Input material:
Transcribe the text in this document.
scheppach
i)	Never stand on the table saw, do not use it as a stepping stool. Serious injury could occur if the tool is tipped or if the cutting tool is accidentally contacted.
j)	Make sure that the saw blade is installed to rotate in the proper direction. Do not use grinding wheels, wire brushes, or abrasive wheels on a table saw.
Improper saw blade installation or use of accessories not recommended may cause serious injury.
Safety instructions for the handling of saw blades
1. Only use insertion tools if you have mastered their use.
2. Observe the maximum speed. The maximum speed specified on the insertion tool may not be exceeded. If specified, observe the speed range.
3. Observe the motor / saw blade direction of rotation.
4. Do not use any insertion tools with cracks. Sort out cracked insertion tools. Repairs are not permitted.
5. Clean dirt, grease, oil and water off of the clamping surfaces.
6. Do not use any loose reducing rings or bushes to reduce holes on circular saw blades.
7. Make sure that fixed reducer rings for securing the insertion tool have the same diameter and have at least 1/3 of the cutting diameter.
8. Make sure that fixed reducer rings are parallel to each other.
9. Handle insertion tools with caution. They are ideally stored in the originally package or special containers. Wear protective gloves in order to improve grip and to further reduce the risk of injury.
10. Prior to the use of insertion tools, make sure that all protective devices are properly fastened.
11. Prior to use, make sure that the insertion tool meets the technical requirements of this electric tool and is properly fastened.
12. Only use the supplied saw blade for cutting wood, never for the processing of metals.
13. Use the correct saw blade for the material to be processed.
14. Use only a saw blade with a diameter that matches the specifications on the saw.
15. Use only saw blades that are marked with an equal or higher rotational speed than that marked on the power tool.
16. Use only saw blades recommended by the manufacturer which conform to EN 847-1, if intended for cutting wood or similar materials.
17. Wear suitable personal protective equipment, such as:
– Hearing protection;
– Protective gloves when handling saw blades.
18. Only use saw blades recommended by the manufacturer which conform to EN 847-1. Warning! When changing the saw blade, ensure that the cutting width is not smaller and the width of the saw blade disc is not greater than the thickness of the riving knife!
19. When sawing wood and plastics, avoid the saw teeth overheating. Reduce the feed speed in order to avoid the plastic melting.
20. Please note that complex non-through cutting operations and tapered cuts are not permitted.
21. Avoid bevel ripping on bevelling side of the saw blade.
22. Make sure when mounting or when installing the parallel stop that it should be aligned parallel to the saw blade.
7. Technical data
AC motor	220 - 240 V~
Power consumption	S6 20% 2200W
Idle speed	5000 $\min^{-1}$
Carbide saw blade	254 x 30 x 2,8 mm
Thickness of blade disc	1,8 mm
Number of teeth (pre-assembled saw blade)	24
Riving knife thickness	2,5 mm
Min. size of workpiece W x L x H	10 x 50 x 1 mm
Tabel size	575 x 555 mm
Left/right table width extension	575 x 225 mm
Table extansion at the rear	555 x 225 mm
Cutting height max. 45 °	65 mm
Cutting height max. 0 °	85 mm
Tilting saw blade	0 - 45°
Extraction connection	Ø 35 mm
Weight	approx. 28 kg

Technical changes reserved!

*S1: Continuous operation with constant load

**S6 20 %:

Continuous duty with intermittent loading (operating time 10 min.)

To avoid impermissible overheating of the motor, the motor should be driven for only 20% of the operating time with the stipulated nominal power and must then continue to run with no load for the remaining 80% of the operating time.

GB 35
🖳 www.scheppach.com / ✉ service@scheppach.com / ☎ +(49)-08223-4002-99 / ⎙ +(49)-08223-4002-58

Your task: Reproduce the entire listing word for word.

Solved exercise:
Transcribe the text in this document.
scheppach
i)	Never stand on the table saw, do not use it as a stepping stool. Serious injury could occur if the tool is tipped or if the cutting tool is accidentally contacted.
j)	Make sure that the saw blade is installed to rotate in the proper direction. Do not use grinding wheels, wire brushes, or abrasive wheels on a table saw.
Improper saw blade installation or use of accessories not recommended may cause serious injury.
Safety instructions for the handling of saw blades
1. Only use insertion tools if you have mastered their use.
2. Observe the maximum speed. The maximum speed specified on the insertion tool may not be exceeded. If specified, observe the speed range.
3. Observe the motor / saw blade direction of rotation.
4. Do not use any insertion tools with cracks. Sort out cracked insertion tools. Repairs are not permitted.
5. Clean dirt, grease, oil and water off of the clamping surfaces.
6. Do not use any loose reducing rings or bushes to reduce holes on circular saw blades.
7. Make sure that fixed reducer rings for securing the insertion tool have the same diameter and have at least 1/3 of the cutting diameter.
8. Make sure that fixed reducer rings are parallel to each other.
9. Handle insertion tools with caution. They are ideally stored in the originally package or special containers. Wear protective gloves in order to improve grip and to further reduce the risk of injury.
10. Prior to the use of insertion tools, make sure that all protective devices are properly fastened.
11. Prior to use, make sure that the insertion tool meets the technical requirements of this electric tool and is properly fastened.
12. Only use the supplied saw blade for cutting wood, never for the processing of metals.
13. Use the correct saw blade for the material to be processed.
14. Use only a saw blade with a diameter that matches the specifications on the saw.
15. Use only saw blades that are marked with an equal or higher rotational speed than that marked on the power tool.
16. Use only saw blades recommended by the manufacturer which conform to EN 847-1, if intended for cutting wood or similar materials.
17. Wear suitable personal protective equipment, such as:
– Hearing protection;
– Protective gloves when handling saw blades.
18. Only use saw blades recommended by the manufacturer which conform to EN 847-1. Warning! When changing the saw blade, ensure that the cutting width is not smaller and the width of the saw blade disc is not greater than the thickness of the riving knife!
19. When sawing wood and plastics, avoid the saw teeth overheating. Reduce the feed speed in order to avoid the plastic melting.
20. Please note that complex non-through cutting operations and tapered cuts are not permitted.
21. Avoid bevel ripping on bevelling side of the saw blade.
22. Make sure when mounting or when installing the parallel stop that it should be aligned parallel to the saw blade.
7. Technical data
AC motor	220 - 240 V~
Power consumption	S6 20% 2200W
Idle speed	5000 $\min^{-1}$
Carbide saw blade	254 x 30 x 2,8 mm
Thickness of blade disc	1,8 mm
Number of teeth (pre-assembled saw blade)	24
Riving knife thickness	2,5 mm
Min. size of workpiece W x L x H	10 x 50 x 1 mm
Tabel size	575 x 555 mm
Left/right table width extension	575 x 225 mm
Table extansion at the rear	555 x 225 mm
Cutting height max. 45 °	65 mm
Cutting height max. 0 °	85 mm
Tilting saw blade	0 - 45°
Extraction connection	Ø 35 mm
Weight	approx. 28 kg

Technical changes reserved!

*S1: Continuous operation with constant load

**S6 20 %:

Continuous duty with intermittent loading (operating time 10 min.)

To avoid impermissible overheating of the motor, the motor should be driven for only 20% of the operating time with the stipulated nominal power and must then continue to run with no load for the remaining 80% of the operating time.

GB 35
🖳 www.scheppach.com / ✉ service@scheppach.com / ☎ +(49)-08223-4002-99 / ⎙ +(49)-08223-4002-58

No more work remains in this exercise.